(Stored items from a collection)
......

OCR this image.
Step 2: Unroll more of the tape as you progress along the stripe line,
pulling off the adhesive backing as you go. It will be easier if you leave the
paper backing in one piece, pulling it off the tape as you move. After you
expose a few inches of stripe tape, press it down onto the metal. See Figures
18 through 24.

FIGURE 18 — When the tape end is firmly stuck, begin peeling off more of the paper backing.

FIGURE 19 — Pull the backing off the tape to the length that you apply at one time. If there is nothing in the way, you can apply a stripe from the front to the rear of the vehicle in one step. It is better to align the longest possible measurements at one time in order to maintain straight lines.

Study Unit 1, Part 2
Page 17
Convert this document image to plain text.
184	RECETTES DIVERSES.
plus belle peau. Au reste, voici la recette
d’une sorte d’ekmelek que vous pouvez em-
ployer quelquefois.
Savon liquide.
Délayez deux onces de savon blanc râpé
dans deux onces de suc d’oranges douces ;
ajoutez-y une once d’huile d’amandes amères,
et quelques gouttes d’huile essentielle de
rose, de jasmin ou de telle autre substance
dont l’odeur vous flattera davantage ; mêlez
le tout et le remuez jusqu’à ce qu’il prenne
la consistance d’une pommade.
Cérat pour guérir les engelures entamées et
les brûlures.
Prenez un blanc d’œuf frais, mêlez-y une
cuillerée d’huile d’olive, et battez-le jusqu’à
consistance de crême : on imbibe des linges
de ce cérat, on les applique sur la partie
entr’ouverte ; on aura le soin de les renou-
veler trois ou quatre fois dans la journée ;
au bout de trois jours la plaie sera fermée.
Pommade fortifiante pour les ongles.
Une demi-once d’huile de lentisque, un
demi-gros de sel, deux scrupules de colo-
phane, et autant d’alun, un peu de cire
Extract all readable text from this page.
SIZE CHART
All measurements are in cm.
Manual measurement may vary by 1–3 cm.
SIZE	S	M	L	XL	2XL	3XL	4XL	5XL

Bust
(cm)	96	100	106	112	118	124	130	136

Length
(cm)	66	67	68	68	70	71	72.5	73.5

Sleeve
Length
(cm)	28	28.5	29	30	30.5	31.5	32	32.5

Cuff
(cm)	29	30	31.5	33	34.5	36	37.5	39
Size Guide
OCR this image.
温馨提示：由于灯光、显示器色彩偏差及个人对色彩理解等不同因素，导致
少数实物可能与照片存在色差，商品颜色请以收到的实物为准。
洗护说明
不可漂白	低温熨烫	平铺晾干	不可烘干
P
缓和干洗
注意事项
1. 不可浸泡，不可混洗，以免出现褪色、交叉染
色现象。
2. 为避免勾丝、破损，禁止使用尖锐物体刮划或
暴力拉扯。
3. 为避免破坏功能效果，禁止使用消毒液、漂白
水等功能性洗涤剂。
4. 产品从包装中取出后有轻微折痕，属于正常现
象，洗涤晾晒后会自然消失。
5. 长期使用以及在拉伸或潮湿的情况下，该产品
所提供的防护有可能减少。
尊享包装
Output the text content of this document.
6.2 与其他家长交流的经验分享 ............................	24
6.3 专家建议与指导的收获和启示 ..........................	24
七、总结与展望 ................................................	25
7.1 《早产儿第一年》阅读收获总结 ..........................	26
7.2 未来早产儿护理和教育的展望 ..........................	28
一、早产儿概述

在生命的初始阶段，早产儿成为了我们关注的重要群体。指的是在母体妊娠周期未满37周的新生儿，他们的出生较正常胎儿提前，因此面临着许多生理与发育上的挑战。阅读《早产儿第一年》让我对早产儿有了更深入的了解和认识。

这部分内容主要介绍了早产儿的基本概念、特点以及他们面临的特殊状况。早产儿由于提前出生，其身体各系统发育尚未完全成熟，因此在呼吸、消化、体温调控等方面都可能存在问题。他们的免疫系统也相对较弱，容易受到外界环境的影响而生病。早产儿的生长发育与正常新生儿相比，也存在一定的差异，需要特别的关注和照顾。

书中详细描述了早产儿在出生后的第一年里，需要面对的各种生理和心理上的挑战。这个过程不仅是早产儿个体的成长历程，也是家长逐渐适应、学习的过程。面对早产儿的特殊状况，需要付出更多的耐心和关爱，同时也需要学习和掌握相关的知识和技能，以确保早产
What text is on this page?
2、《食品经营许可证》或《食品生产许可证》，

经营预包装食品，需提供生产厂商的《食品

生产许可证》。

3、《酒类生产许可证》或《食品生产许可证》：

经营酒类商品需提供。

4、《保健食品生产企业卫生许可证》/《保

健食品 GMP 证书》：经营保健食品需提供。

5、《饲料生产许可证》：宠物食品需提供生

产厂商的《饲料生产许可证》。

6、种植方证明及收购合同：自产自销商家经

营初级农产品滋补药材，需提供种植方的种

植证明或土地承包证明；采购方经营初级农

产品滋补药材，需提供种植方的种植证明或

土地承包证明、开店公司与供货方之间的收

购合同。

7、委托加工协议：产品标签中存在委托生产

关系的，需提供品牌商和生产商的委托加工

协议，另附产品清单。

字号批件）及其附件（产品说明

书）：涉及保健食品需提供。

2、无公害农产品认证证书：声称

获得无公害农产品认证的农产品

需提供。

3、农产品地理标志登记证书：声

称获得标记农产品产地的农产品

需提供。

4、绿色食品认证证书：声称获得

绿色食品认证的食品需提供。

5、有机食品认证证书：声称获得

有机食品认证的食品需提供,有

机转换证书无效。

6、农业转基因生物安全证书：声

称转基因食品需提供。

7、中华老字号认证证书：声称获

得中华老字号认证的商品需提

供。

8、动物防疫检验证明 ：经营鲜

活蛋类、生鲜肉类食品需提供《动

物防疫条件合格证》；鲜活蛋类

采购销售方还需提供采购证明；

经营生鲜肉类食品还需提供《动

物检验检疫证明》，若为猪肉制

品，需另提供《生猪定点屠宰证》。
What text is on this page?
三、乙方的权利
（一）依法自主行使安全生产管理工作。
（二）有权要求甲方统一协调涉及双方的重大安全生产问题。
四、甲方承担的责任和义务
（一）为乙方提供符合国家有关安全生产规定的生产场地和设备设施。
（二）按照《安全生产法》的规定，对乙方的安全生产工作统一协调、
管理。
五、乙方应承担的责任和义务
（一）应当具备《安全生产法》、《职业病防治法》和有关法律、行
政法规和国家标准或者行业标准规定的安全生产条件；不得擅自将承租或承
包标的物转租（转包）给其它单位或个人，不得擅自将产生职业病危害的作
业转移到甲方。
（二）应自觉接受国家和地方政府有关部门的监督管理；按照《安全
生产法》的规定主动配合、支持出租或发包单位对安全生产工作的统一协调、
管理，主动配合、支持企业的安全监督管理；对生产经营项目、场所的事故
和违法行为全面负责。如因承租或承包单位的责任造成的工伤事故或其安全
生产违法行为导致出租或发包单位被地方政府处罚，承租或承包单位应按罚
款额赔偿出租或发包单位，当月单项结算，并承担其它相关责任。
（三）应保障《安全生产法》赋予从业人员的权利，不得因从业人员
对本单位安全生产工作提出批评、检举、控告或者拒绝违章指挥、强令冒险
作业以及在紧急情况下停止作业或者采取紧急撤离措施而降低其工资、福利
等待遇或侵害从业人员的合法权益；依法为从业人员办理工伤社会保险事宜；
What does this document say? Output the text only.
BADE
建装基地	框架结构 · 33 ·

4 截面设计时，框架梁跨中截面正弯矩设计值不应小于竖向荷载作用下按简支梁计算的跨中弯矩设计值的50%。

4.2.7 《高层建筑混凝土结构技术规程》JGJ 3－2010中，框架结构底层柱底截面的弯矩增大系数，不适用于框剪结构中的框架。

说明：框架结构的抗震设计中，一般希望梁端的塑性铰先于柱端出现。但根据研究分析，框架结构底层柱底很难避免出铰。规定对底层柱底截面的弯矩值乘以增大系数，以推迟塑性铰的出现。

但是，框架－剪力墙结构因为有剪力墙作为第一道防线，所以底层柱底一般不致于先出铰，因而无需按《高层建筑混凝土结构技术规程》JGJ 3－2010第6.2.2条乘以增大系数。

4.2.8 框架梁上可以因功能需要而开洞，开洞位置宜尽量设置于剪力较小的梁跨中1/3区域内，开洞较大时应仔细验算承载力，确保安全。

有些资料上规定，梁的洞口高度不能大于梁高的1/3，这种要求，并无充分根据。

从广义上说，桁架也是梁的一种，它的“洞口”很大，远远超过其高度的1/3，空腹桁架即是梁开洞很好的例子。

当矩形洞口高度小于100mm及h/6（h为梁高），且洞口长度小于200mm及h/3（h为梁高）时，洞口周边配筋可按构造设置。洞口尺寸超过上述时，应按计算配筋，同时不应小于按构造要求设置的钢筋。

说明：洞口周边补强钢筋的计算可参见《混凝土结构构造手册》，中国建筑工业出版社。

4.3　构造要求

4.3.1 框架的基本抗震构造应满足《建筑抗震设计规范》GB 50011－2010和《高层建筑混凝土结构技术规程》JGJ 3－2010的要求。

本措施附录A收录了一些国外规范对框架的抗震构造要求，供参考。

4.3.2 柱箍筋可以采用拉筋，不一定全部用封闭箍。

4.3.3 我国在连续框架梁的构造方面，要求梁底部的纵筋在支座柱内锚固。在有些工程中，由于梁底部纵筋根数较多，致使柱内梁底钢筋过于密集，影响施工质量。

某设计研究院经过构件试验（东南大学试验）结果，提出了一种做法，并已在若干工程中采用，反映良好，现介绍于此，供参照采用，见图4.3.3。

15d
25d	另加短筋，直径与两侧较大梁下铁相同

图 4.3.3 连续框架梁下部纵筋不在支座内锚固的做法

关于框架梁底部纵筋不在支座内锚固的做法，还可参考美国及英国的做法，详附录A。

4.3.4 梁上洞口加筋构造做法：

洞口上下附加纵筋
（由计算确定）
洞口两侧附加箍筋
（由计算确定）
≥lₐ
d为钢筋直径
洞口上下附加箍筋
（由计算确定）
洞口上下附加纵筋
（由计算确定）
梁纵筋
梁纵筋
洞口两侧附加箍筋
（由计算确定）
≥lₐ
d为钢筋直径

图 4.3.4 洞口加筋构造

......

# YOUR TASK
Look through the data above. Find each line with the string "pulling" and copy it.

# FULL OUTPUT
pulling off the adhesive backing as you go. It will be easier if you leave the
paper backing in one piece, pulling it off the tape as you move. After you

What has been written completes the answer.